Le redéploiement du Mouvement démocratique et social

Session du conseil national du MDS à laquelle ont pris part des figures islamistes. Rabat le 23 mai 2015. Session du conseil national du MDS à laquelle ont pris part des figures islamistes. Rabat le 23 mai 2015.

Chiites et salafistes feront-ils bon ménage?


Intégration. Une personnalité chiite, Driss Hani, et deux autres salafistes, Abdelkrim Chadli et  Abdelkrim Faouzi, viennent de se joindre au Mouvement démocratique et social (MDS), dans ce qui a été  assimilé à une tentative d’intégration officielle dans le champ politique. Pour quel objectif ?

Extrait de données.
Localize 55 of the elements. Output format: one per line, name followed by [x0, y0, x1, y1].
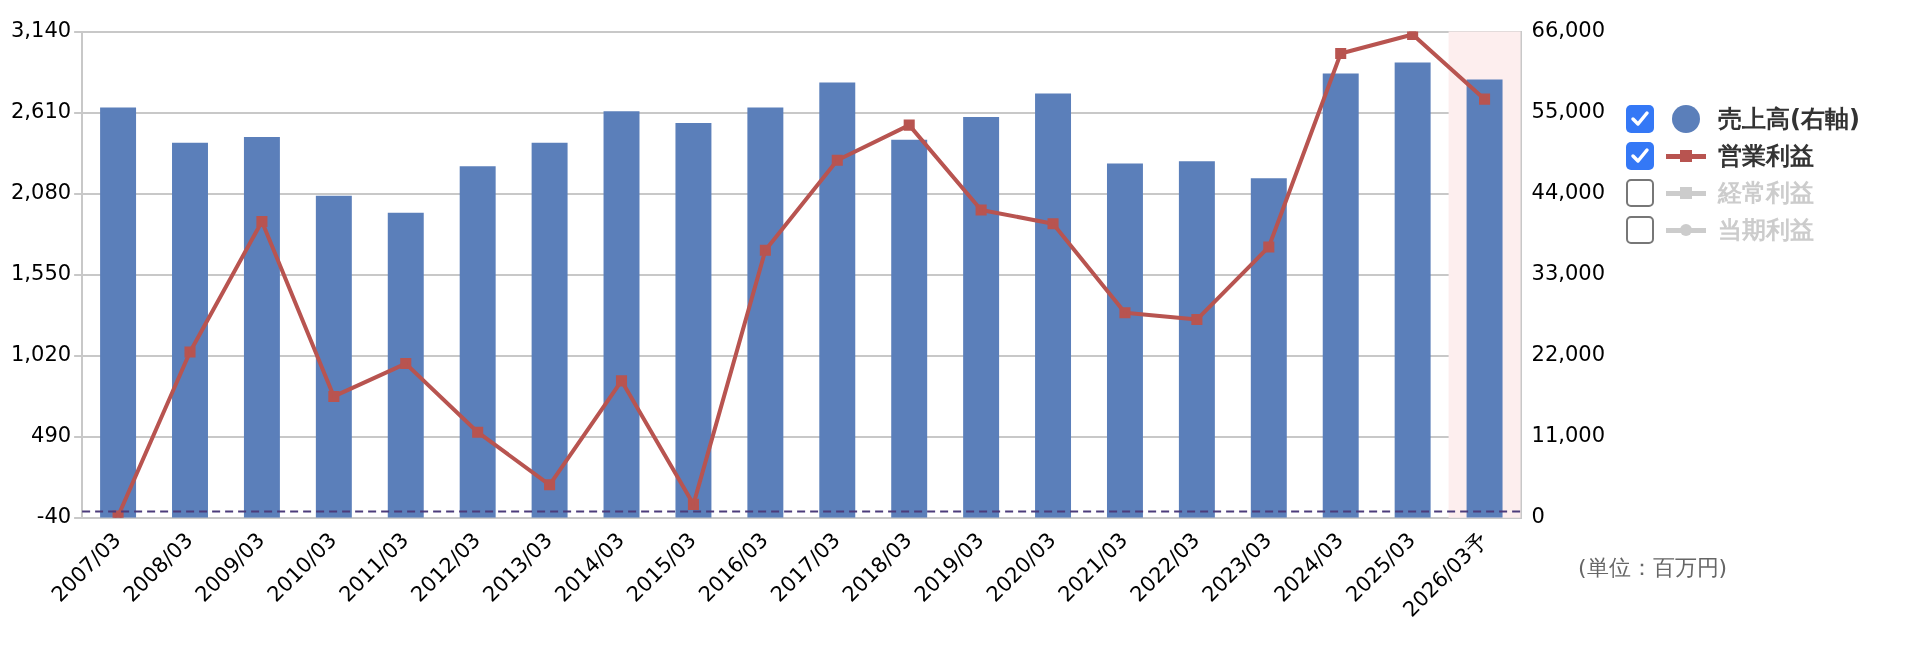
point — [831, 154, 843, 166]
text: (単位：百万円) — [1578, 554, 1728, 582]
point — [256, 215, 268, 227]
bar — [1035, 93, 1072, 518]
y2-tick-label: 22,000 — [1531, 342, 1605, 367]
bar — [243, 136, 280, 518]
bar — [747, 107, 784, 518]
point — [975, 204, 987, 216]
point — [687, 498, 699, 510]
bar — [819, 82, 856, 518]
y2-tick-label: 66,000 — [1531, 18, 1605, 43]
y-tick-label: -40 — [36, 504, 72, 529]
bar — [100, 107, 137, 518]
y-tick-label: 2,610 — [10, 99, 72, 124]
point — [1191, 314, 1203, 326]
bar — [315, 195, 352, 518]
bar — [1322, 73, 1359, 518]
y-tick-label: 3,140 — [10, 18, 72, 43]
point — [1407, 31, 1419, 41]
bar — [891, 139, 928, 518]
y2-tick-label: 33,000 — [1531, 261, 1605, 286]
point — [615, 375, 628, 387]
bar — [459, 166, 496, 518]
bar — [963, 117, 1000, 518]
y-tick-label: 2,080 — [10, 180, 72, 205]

Énoncé A. D'après le passage, quelle personnalité chiite vient de rejoindre le Mouvement démocratique et social ?
Énoncé B. Dans le passage, remplacez « figures » par « personnalités » en recopiant le texte depuis les mots « Le redéploiement du » jusqu'après « feront-ils bon ménage? ».
Énoncé C. Prolongez le passage sur le Mouvement démocratique et social à partir de sa dernière phrase.

Corrigé A. Driss Hani.

Corrigé B.
Le redéploiement du Mouvement démocratique et social

Session du conseil national du MDS à laquelle ont pris part des personnalités islamistes. Rabat le 23 mai 2015. Session du conseil national du MDS à laquelle ont pris part des personnalités islamistes. Rabat le 23 mai 2015.

Chiites et salafistes feront-ils bon ménage?

Corrigé C.
Mais que peut donc bien  cacher le ralliement  de trois figures  e m b l é m a t i q u e s  l’une du courant chiite au Maroc,  Driss Hani, les deux autres du  mouvement salafiste, Abdelkrim  Chadli et Abdelkrim Faouzi, au  Mouvement démocratique et social  (MDS)? C’est la question que tout  le monde se pose dans les milieux  politiques nationaux, depuis que  les trois personnalités ont annoncé,  samedi 23 mai 2015, avoir rejoint le  parti fondé en 1996 par Mahmoud  Archane. Quoique ce ne soit pas là  l’unique interrogation à poindre derrière ce ralliement inattendu,  pour ne pas dire surprenant à bien  des égards.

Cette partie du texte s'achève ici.